Once a line is found to contain "present", copy it out of the listing.
|---|
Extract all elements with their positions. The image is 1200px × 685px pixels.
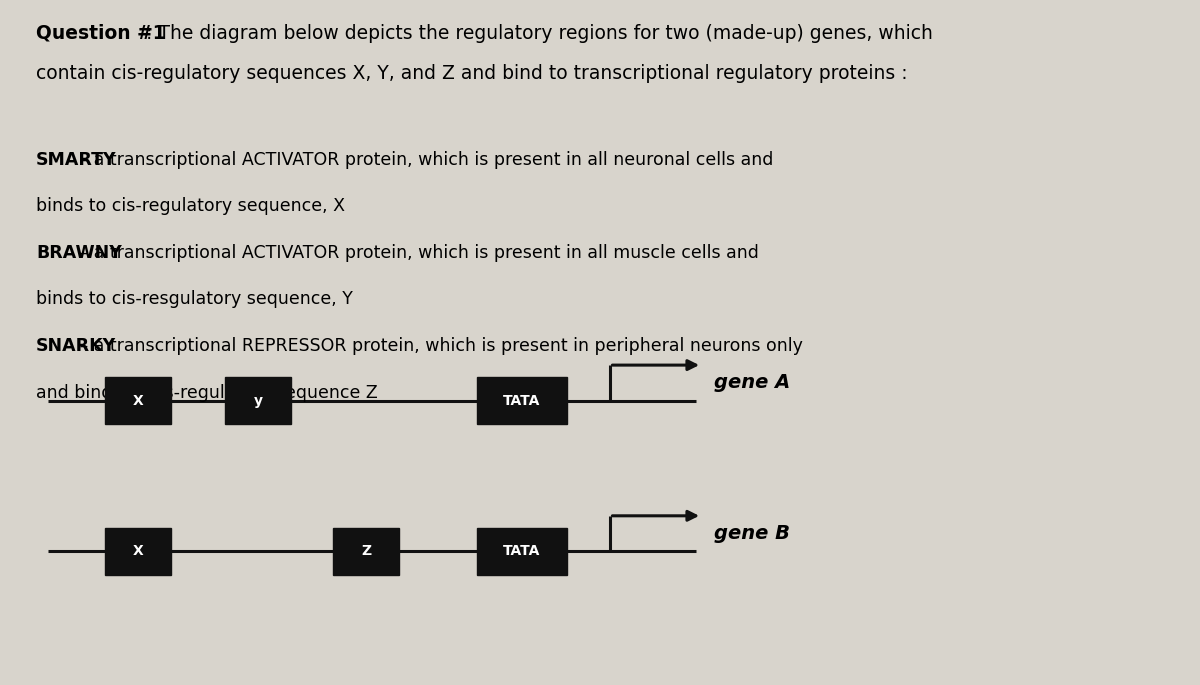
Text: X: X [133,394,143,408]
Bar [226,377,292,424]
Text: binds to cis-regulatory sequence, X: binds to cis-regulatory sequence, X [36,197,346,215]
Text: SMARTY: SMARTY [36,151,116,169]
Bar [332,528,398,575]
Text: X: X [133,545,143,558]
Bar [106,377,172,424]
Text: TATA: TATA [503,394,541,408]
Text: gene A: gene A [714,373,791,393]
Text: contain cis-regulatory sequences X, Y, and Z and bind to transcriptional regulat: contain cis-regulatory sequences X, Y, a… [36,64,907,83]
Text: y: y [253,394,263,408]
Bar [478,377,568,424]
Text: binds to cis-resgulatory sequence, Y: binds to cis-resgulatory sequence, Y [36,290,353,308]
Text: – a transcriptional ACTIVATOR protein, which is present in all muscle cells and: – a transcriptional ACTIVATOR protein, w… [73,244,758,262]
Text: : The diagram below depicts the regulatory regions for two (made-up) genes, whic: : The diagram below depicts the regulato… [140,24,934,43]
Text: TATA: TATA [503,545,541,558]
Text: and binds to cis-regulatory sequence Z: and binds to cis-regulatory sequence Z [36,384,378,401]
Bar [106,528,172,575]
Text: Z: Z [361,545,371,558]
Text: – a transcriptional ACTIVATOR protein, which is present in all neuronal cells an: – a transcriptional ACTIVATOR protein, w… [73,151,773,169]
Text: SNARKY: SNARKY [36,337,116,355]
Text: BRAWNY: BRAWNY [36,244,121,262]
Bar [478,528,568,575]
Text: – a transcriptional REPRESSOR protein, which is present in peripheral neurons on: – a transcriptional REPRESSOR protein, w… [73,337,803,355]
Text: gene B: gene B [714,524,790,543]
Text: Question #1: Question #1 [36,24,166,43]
|---|
SOLVED PROBLEM:
Text: – a transcriptional ACTIVATOR protein, which is present in all muscle cells and: – a transcriptional ACTIVATOR protein, w… [73,244,758,262]
Text: – a transcriptional ACTIVATOR protein, which is present in all neuronal cells an: – a transcriptional ACTIVATOR protein, w… [73,151,773,169]
Text: – a transcriptional REPRESSOR protein, which is present in peripheral neurons on: – a transcriptional REPRESSOR protein, w… [73,337,803,355]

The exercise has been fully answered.